### WORK TO COMPLETE
1. Repeat the lines of the listing verbatim, starting at the line containing "orbit-draw-segment: [630, 310, 637, 355]" and ending at the line containing "orbit-draw-segment: [311, 458, 339, 494]", with both of those lines included.
2. Continue the biography of Johann Frank from the point where it stops.

### PROVIDED TEXT
******************************
Johann Frank (born 6 November 1969 in Leoben, Austria) is a Major General of the Austrian Armed Forces.
Major General Frank is the Austrian Military Representative to EU and NATO.
From 2022 to 2025 he held the position of Director Cabinet of the Chairman of the European Union Military Committee. In this capacity he supported Chairman General Robert Brieger. Main achievements of this periode were amongst others the establishment of an EU training mission for Ukraine, so far the biggest military mission of the EU, the activation of European Union Naval Force ASPIDES in the Red Sea as the first-ever maritime operation of the EU in a non-permissive environment, the declaration of full-operational capability of the EU Rapid Deployment Capacity (RDC) and expanding traditional crisis management oriented capability planning of the EU by including also aspects for territorial defence.
From 2020 to 2022, he was director of the Institute for Peace Support and Conflict Management at the National Defence Academy in Vienna. From 2014 to 2020, he held the position of Security policy director at the Federal Ministry of Defence (in Austria: BMLV) and was a permanent member of the National Security Council (NSC) and the council for integration and foreign policy (German: Rat für Integration und Außenpolitik, RIA).
******************************
Layout annotation data:
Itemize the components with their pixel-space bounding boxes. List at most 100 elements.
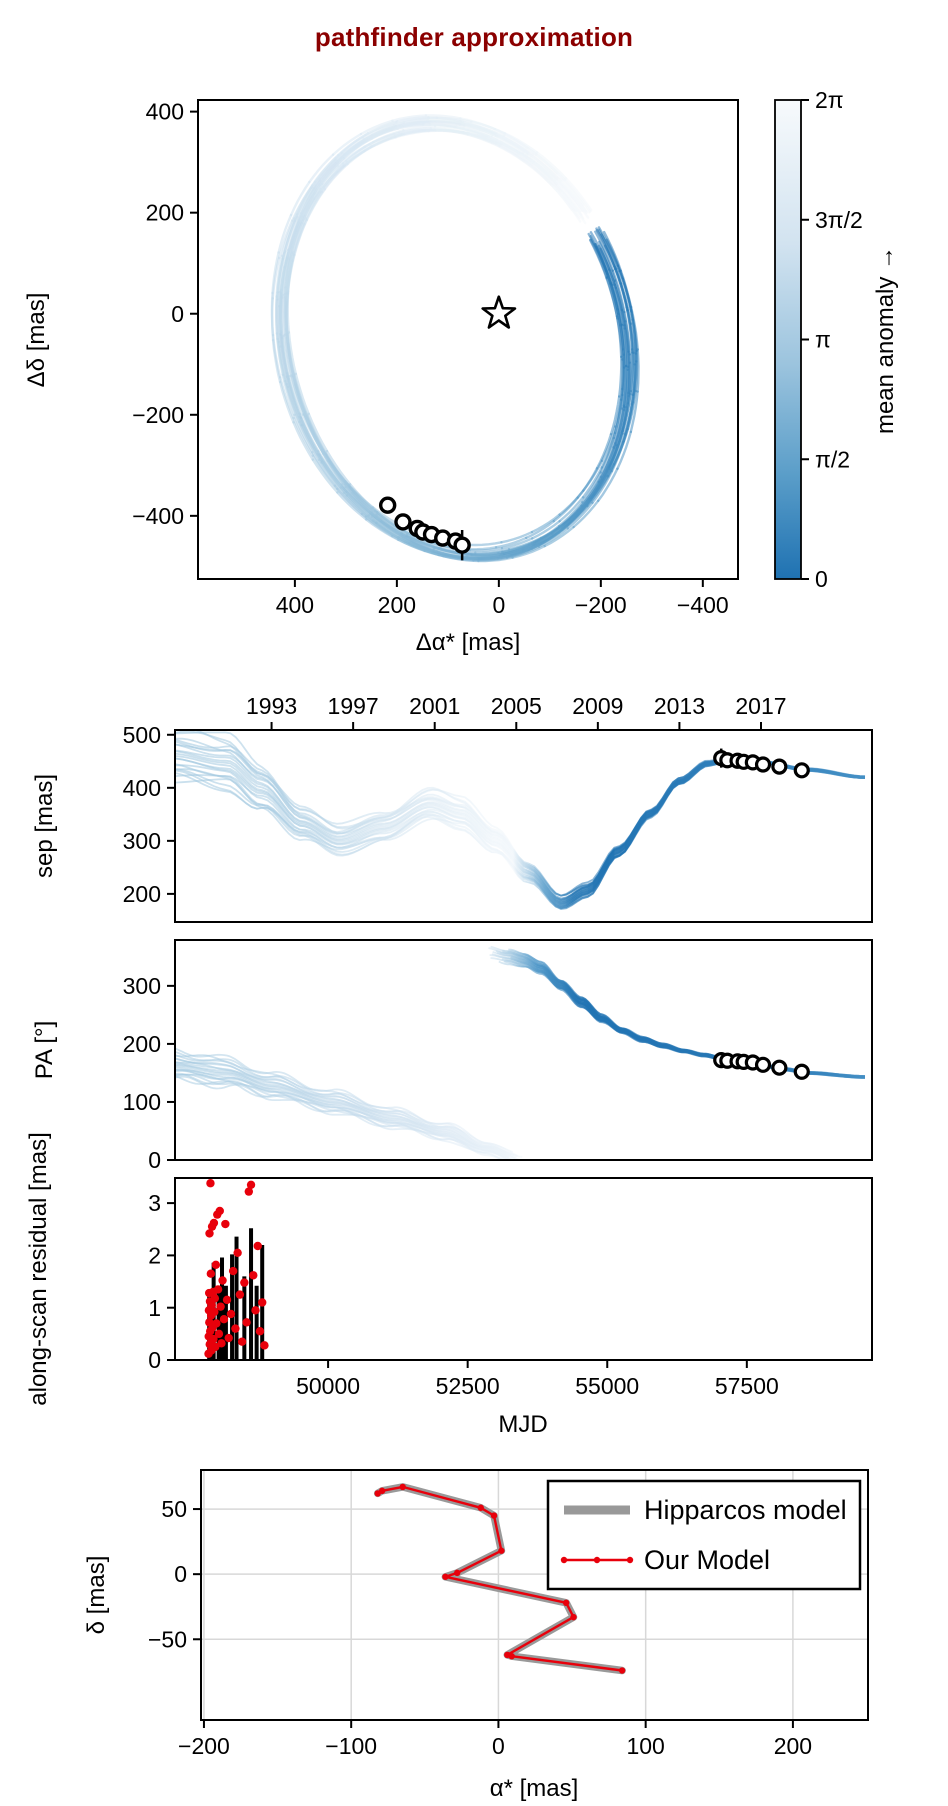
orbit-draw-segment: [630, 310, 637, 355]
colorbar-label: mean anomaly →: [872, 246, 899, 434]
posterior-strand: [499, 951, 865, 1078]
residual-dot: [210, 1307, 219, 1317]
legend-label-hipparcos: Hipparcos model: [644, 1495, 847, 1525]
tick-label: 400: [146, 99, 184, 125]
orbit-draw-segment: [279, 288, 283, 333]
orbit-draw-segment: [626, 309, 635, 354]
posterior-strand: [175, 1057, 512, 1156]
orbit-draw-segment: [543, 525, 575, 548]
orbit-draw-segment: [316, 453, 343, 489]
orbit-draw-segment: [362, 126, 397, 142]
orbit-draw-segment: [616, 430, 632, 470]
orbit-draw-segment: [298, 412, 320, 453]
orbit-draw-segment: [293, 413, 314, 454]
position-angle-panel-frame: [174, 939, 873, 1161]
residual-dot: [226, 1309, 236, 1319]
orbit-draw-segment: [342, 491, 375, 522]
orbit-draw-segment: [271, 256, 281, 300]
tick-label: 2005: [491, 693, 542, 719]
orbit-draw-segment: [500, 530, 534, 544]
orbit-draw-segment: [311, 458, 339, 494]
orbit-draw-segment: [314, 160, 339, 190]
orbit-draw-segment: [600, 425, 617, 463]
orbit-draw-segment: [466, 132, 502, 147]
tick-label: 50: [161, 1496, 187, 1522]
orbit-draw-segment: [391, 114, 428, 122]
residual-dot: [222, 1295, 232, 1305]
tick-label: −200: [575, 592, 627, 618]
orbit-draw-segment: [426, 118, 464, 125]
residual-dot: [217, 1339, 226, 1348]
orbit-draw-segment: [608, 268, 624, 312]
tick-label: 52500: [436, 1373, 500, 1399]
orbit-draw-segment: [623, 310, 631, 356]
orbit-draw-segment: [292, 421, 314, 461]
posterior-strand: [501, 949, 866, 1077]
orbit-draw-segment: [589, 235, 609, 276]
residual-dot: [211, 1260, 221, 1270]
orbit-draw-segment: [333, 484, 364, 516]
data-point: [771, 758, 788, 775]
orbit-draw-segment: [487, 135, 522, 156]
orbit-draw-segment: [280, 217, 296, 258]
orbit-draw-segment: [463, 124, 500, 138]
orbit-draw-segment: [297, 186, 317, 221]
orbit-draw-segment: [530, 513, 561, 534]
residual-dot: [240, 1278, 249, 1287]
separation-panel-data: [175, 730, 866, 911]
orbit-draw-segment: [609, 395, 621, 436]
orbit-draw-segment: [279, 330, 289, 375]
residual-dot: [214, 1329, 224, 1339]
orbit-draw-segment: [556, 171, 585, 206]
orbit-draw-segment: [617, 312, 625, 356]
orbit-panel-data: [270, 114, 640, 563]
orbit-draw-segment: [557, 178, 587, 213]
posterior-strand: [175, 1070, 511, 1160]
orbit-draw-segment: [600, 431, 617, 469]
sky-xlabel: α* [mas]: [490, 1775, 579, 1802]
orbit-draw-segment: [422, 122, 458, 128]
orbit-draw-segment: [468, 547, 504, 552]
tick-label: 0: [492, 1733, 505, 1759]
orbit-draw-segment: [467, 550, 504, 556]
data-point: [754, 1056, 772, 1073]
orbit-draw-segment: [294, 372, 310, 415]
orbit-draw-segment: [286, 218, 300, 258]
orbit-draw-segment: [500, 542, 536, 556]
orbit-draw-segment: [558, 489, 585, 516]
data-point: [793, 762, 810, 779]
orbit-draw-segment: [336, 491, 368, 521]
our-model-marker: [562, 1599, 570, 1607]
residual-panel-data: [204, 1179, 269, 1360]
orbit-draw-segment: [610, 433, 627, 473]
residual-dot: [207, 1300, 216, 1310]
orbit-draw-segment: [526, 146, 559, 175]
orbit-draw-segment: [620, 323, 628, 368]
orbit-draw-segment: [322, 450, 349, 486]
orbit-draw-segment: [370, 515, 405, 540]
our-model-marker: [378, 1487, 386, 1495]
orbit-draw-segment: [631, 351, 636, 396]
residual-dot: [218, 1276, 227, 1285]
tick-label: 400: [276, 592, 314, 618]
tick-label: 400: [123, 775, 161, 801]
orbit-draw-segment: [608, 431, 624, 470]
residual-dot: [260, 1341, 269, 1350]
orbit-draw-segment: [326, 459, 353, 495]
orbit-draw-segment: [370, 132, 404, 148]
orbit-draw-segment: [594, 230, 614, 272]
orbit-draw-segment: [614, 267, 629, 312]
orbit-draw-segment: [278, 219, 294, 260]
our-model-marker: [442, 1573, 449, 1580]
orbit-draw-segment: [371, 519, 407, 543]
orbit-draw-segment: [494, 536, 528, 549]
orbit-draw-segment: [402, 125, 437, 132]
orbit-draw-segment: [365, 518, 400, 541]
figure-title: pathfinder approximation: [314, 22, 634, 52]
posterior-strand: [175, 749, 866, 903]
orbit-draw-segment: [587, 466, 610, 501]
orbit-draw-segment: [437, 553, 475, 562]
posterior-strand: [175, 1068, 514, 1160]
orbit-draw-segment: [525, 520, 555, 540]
******************************
### TASK-BY-TASK RESULTS
1.
orbit-draw-segment: [630, 310, 637, 355]
colorbar-label: mean anomaly →: [872, 246, 899, 434]
posterior-strand: [499, 951, 865, 1078]
residual-dot: [210, 1307, 219, 1317]
legend-label-hipparcos: Hipparcos model: [644, 1495, 847, 1525]
tick-label: 400: [146, 99, 184, 125]
orbit-draw-segment: [279, 288, 283, 333]
orbit-draw-segment: [626, 309, 635, 354]
posterior-strand: [175, 1057, 512, 1156]
orbit-draw-segment: [543, 525, 575, 548]
orbit-draw-segment: [316, 453, 343, 489]
orbit-draw-segment: [362, 126, 397, 142]
orbit-draw-segment: [616, 430, 632, 470]
orbit-draw-segment: [298, 412, 320, 453]
orbit-draw-segment: [293, 413, 314, 454]
position-angle-panel-frame: [174, 939, 873, 1161]
residual-dot: [226, 1309, 236, 1319]
orbit-draw-segment: [342, 491, 375, 522]
orbit-draw-segment: [271, 256, 281, 300]
tick-label: 2005: [491, 693, 542, 719]
orbit-draw-segment: [500, 530, 534, 544]
orbit-draw-segment: [311, 458, 339, 494]

2.
== Career ==
Frank graduated from the military secondary school (German: Militärrealgymnasium) in Wiener Neustadt in 1988 and attended the Theresian Military Academy from 1989 to 1992. He became a company commander and teaching officer at the CBRN Defence School of the Austrian Armed Forces, followed by the appointment as deputy head of the CBRN Defence School in 1998. In 1999, he moved to the military policy area in the Austrian Federal Ministry of Defence. After working in the Security Policy Department of the Federal Chancellery, he was promoted to head of the Office for Security Policy in the Federal Ministry of Defence in 2008.

He was appointed as head of the Security Policy Directorate and Defence Policy Director of the Federal Ministry of Defence in 2014 and promoted to Major General (MG).

During this time, he was instrumental in the conception of fundamental Austrian strategy documents such as the Austrian Security Strategy and the National Defence Sub-Strategy. He paid special attention to deepening regional defence cooperation. Frank was active in establishing the Central European Defence Cooperation (CEDC), in which Austria, the Czech Republic, Slovakia, Hungary, Slovenia and Croatia participate. In addition, Frank particularly supported the ambition of bringing the Western Balkan states closer to the European Union (EU) and the security policy engagement of the Federal Ministry of Defence in West Africa.

In 2018, Frank took over the management of the BMLV's (i.e. MoD's) internal coordination of the Austrian EU Council Presidency, having already served as Austria's high-ranking representative at EU meetings through his function as Security Policy director.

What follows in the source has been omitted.